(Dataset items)
+ + + + + + +

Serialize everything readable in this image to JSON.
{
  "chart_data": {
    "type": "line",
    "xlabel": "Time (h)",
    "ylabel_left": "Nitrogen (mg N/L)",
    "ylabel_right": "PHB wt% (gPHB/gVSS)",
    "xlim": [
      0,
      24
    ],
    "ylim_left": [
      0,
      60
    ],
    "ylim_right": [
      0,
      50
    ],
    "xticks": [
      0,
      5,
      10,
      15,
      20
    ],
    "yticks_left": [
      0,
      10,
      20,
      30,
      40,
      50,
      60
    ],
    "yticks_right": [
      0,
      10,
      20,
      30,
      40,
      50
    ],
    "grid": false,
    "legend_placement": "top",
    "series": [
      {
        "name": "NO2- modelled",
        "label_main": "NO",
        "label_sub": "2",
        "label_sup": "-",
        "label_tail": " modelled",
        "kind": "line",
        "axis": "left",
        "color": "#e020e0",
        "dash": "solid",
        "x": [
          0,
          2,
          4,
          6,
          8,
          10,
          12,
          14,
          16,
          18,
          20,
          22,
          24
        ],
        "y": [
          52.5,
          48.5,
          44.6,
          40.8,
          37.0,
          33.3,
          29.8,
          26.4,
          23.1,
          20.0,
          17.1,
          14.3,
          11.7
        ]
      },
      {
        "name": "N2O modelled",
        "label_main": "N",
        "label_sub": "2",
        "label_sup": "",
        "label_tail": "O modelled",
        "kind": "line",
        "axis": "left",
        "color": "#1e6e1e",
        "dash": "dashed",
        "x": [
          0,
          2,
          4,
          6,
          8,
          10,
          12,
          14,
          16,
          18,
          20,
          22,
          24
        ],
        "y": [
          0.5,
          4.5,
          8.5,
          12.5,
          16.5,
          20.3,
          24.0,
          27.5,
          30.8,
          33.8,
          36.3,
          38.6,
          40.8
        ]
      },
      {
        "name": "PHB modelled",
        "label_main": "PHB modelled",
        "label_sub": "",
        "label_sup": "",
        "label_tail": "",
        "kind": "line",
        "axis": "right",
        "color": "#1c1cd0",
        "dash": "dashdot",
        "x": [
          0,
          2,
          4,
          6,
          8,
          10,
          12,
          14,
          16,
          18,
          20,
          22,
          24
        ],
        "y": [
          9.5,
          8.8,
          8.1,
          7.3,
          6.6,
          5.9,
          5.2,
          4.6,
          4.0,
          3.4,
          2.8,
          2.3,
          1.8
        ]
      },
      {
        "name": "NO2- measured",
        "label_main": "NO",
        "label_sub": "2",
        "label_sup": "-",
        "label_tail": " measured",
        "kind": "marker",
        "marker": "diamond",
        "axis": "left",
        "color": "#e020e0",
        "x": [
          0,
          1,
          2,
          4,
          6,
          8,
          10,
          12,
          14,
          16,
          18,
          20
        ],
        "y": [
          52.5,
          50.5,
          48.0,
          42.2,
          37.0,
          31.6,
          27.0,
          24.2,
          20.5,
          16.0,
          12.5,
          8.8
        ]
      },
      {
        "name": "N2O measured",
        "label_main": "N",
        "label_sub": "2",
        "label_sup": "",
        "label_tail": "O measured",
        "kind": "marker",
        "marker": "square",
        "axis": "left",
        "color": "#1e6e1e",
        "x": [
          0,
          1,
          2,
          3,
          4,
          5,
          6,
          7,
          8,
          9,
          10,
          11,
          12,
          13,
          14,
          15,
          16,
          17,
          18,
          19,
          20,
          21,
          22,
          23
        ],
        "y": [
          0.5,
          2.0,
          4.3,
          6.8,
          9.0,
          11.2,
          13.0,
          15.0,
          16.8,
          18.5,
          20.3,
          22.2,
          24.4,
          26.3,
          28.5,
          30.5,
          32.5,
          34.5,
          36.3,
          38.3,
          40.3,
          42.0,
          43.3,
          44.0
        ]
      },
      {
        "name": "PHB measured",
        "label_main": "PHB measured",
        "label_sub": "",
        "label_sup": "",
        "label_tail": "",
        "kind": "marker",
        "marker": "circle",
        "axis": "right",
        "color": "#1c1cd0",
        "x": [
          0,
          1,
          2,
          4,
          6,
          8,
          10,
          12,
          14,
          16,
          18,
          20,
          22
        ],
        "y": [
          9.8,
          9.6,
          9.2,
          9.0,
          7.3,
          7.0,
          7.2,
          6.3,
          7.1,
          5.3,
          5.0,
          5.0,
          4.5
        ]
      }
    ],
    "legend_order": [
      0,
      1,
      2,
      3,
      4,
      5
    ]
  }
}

+ + + + + + +

What you need to do: Find each line with the string "dash" and copy it out.

Exercise output:
        "dash": "solid",
        "dash": "dashed",
        "dash": "dashdot",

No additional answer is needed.